*Work item:* Which lines of the entries contain the word "Chauhan"? Please list them.

*Available records:*
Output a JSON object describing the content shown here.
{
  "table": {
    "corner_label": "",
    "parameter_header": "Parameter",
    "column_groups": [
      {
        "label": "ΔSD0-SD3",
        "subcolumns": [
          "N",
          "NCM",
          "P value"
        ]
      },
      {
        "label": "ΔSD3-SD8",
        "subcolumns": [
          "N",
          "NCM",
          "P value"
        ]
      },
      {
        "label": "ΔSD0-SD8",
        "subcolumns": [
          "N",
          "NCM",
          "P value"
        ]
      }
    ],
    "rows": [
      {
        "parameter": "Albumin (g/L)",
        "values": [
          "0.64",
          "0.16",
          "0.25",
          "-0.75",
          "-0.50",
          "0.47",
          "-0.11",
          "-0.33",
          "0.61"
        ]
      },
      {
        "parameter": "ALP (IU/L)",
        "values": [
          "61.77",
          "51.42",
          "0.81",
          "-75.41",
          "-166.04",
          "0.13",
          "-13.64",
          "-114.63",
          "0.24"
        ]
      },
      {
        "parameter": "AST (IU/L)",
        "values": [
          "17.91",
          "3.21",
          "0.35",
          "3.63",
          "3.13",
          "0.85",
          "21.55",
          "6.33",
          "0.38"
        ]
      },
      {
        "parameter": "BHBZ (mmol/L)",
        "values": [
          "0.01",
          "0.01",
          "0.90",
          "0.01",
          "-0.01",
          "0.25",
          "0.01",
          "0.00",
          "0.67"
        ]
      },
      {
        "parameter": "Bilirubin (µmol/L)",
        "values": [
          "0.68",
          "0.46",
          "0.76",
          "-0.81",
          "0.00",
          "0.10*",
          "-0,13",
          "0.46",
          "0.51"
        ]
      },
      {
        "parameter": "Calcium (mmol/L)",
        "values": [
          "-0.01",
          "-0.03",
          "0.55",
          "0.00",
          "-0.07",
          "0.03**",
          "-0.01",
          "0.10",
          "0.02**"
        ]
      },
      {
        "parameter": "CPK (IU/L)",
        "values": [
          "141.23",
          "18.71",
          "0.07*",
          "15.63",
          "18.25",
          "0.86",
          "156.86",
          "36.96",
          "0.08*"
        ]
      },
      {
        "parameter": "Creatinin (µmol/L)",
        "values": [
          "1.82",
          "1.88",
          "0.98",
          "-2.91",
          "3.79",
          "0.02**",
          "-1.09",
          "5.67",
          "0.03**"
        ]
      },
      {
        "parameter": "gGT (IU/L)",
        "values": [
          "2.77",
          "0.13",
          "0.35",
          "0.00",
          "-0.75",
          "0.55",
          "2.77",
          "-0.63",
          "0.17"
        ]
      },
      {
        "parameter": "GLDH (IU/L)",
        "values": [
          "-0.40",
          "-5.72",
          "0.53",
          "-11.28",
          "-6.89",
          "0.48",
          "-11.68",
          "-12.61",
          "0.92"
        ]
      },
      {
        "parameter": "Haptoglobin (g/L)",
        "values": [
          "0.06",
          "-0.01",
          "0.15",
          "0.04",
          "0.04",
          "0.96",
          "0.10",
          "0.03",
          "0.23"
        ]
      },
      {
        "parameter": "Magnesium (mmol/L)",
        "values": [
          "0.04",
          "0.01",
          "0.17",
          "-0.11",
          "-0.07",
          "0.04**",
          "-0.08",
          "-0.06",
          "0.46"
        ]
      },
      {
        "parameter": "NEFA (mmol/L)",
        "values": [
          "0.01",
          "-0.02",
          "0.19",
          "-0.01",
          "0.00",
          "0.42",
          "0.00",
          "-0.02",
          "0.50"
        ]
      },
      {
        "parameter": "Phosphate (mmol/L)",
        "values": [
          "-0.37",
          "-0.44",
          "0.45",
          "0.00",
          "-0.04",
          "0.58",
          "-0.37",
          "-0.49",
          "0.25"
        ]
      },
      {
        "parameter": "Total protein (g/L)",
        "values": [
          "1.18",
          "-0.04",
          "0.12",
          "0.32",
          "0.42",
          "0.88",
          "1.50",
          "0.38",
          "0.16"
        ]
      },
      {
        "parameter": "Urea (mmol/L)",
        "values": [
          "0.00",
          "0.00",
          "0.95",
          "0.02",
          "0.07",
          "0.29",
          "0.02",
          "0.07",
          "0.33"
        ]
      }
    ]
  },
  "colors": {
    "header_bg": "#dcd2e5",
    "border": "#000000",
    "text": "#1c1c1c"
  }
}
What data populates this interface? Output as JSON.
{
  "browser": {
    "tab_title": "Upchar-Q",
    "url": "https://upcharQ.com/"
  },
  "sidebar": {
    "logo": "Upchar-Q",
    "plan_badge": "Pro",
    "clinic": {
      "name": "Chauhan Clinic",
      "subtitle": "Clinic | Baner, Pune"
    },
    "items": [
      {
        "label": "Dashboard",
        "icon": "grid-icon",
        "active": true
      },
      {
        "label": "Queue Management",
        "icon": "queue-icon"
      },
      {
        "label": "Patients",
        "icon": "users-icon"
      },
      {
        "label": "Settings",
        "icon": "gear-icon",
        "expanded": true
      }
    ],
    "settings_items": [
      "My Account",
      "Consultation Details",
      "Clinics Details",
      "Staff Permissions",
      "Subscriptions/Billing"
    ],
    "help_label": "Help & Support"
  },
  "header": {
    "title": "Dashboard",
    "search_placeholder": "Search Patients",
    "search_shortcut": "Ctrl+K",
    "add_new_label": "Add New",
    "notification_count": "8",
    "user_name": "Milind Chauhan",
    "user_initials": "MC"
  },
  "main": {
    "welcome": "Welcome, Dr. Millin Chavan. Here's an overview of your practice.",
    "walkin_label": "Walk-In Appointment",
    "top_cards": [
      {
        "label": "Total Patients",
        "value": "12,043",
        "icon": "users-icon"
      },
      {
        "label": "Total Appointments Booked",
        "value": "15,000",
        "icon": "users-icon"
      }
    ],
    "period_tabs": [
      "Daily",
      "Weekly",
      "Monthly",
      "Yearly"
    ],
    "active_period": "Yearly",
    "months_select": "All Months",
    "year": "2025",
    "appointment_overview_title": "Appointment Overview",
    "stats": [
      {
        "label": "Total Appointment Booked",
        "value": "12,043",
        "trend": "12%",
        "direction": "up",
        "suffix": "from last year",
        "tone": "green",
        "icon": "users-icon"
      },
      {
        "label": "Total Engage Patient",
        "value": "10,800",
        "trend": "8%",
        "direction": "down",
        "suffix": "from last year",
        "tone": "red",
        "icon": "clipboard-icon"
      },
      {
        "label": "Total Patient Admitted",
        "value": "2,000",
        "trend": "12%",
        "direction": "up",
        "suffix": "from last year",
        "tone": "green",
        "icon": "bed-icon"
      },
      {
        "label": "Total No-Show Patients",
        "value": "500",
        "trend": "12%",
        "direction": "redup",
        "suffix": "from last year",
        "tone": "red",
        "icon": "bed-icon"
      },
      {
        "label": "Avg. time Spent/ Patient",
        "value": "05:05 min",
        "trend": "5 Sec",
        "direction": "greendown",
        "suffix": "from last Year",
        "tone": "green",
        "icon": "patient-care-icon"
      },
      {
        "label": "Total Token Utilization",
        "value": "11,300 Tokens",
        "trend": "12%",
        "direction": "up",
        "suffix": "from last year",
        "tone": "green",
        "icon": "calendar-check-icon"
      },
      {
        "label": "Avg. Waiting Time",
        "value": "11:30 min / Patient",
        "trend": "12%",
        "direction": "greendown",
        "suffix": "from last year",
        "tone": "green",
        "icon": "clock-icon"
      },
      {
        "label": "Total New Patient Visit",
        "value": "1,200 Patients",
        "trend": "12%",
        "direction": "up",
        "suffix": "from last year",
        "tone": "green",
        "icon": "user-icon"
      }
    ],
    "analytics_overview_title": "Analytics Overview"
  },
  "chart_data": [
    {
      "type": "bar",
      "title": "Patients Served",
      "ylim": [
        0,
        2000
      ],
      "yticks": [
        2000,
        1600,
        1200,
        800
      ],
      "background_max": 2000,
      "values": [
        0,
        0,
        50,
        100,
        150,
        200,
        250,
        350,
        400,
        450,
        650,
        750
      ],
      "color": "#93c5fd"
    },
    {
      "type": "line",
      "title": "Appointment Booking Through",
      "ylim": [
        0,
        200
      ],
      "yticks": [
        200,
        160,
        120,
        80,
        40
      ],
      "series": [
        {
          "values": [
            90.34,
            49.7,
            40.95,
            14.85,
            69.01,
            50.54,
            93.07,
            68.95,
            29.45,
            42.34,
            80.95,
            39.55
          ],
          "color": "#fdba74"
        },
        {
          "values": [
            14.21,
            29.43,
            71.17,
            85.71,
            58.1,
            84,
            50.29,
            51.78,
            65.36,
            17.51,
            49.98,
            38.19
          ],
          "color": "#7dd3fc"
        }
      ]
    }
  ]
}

*Solution for this task:*
      "name": "Chauhan Clinic",
    "user_name": "Milind Chauhan",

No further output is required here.